## Begin
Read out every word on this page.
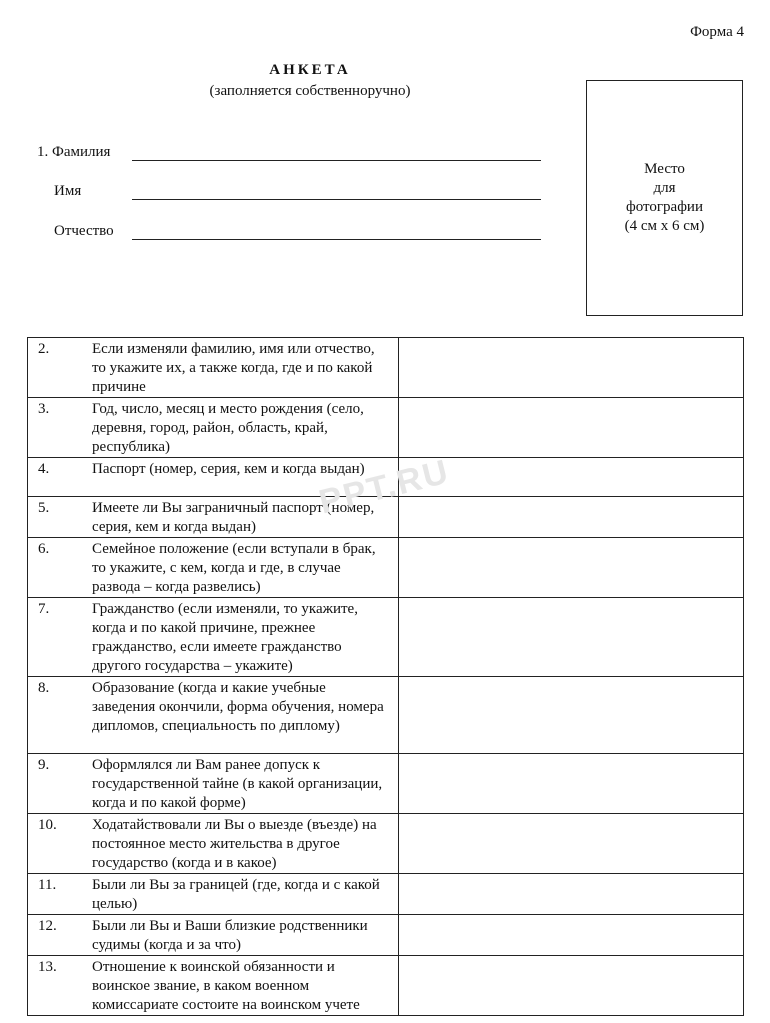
Форма 4
АНКЕТА
(заполняется собственноручно)
1. Фамилия
Имя
Отчество
Место
для
фотографии
(4 см х 6 см)
2.	Если изменяли фамилию, имя или отчество, то укажите их, а также когда, где и по какой причине	
3.	Год, число, месяц и место рождения (село, деревня, город, район, область, край, республика)	
4.	Паспорт (номер, серия, кем и когда выдан)	
5.	Имеете ли Вы заграничный паспорт (номер, серия, кем и когда выдан)	
6.	Семейное положение (если вступали в брак, то укажите, с кем, когда и где, в случае развода – когда развелись)	
7.	Гражданство (если изменяли, то укажите, когда и по какой причине, прежнее гражданство, если имеете гражданство другого государства – укажите)	
8.	Образование (когда и какие учебные заведения окончили, форма обучения, номера дипломов, специальность по диплому)	
9.	Оформлялся ли Вам ранее допуск к государственной тайне (в какой организации, когда и по какой форме)	
10.	Ходатайствовали ли Вы о выезде (въезде) на постоянное место жительства в другое государство (когда и в какое)	
11.	Были ли Вы за границей (где, когда и с какой целью)	
12.	Были ли Вы и Ваши близкие родственники судимы (когда и за что)	
13.	Отношение к воинской обязанности и воинское звание, в каком военном комиссариате состоите на воинском учете	
PPT.RU
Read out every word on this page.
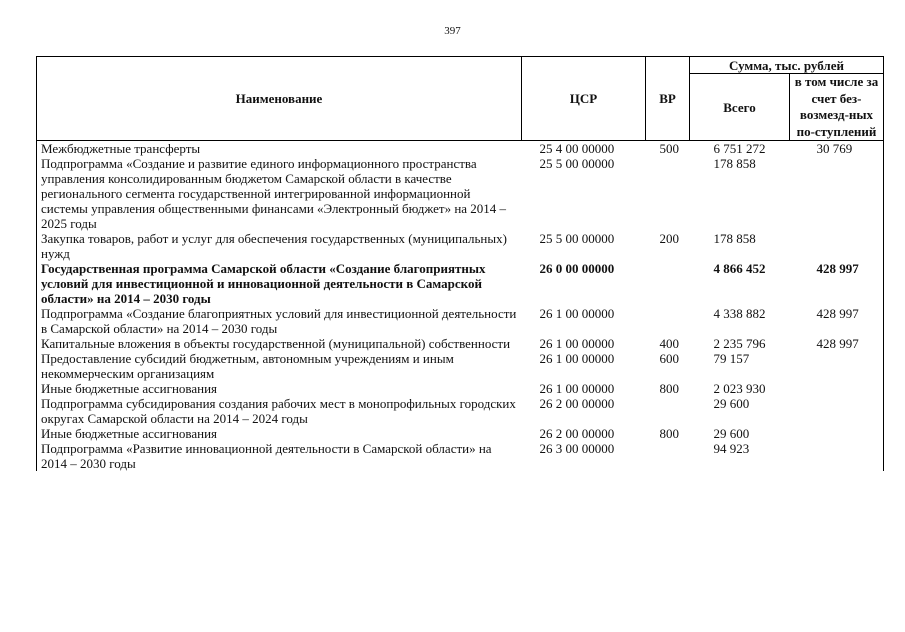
397
Наименование	ЦСР	ВР	Сумма, тыс. рублей	
			Всего	в том числе за счет без-возмезд-ных по-ступлений
Межбюджетные трансферты	25 4 00 00000	500	6 751 272	30 769
Подпрограмма «Создание и развитие единого информационного пространства управления консолидированным бюджетом Самарской области в качестве регионального сегмента государственной интегрированной информационной системы управления общественными финансами «Электронный бюджет» на 2014 – 2025 годы	25 5 00 00000		178 858	
Закупка товаров, работ и услуг для обеспечения государственных (муниципальных) нужд	25 5 00 00000	200	178 858	
Государственная программа Самарской области «Создание благоприятных условий для инвестиционной и инновационной деятельности в Самарской области» на 2014 – 2030 годы	26 0 00 00000		4 866 452	428 997
Подпрограмма «Создание благоприятных условий для инвестиционной деятельности в Самарской области» на 2014 – 2030 годы	26 1 00 00000		4 338 882	428 997
Капитальные вложения в объекты государственной (муниципальной) собственности	26 1 00 00000	400	2 235 796	428 997
Предоставление субсидий бюджетным, автономным учреждениям и иным некоммерческим организациям	26 1 00 00000	600	79 157	
Иные бюджетные ассигнования	26 1 00 00000	800	2 023 930	
Подпрограмма субсидирования создания рабочих мест в монопрофильных городских округах Самарской области на 2014 – 2024 годы	26 2 00 00000		29 600	
Иные бюджетные ассигнования	26 2 00 00000	800	29 600	
Подпрограмма «Развитие инновационной деятельности в Самарской области» на 2014 – 2030 годы	26 3 00 00000		94 923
## End
### Given exercise
Print the records above exactly as they stand, but leave out the pictures.

### Solution
Read out every word on this page.
Форма 4
АНКЕТА
(заполняется собственноручно)
1. Фамилия
Имя
Отчество
Место
для
фотографии
(4 см х 6 см)
2.	Если изменяли фамилию, имя или отчество, то укажите их, а также когда, где и по какой причине	
3.	Год, число, месяц и место рождения (село, деревня, город, район, область, край, республика)	
4.	Паспорт (номер, серия, кем и когда выдан)	
5.	Имеете ли Вы заграничный паспорт (номер, серия, кем и когда выдан)	
6.	Семейное положение (если вступали в брак, то укажите, с кем, когда и где, в случае развода – когда развелись)	
7.	Гражданство (если изменяли, то укажите, когда и по какой причине, прежнее гражданство, если имеете гражданство другого государства – укажите)	
8.	Образование (когда и какие учебные заведения окончили, форма обучения, номера дипломов, специальность по диплому)	
9.	Оформлялся ли Вам ранее допуск к государственной тайне (в какой организации, когда и по какой форме)	
10.	Ходатайствовали ли Вы о выезде (въезде) на постоянное место жительства в другое государство (когда и в какое)	
11.	Были ли Вы за границей (где, когда и с какой целью)	
12.	Были ли Вы и Ваши близкие родственники судимы (когда и за что)	
13.	Отношение к воинской обязанности и воинское звание, в каком военном комиссариате состоите на воинском учете	
PPT.RU
Read out every word on this page.
397
Наименование	ЦСР	ВР	Сумма, тыс. рублей	
			Всего	в том числе за счет без-возмезд-ных по-ступлений
Межбюджетные трансферты	25 4 00 00000	500	6 751 272	30 769
Подпрограмма «Создание и развитие единого информационного пространства управления консолидированным бюджетом Самарской области в качестве регионального сегмента государственной интегрированной информационной системы управления общественными финансами «Электронный бюджет» на 2014 – 2025 годы	25 5 00 00000		178 858	
Закупка товаров, работ и услуг для обеспечения государственных (муниципальных) нужд	25 5 00 00000	200	178 858	
Государственная программа Самарской области «Создание благоприятных условий для инвестиционной и инновационной деятельности в Самарской области» на 2014 – 2030 годы	26 0 00 00000		4 866 452	428 997
Подпрограмма «Создание благоприятных условий для инвестиционной деятельности в Самарской области» на 2014 – 2030 годы	26 1 00 00000		4 338 882	428 997
Капитальные вложения в объекты государственной (муниципальной) собственности	26 1 00 00000	400	2 235 796	428 997
Предоставление субсидий бюджетным, автономным учреждениям и иным некоммерческим организациям	26 1 00 00000	600	79 157	
Иные бюджетные ассигнования	26 1 00 00000	800	2 023 930	
Подпрограмма субсидирования создания рабочих мест в монопрофильных городских округах Самарской области на 2014 – 2024 годы	26 2 00 00000		29 600	
Иные бюджетные ассигнования	26 2 00 00000	800	29 600	
Подпрограмма «Развитие инновационной деятельности в Самарской области» на 2014 – 2030 годы	26 3 00 00000		94 923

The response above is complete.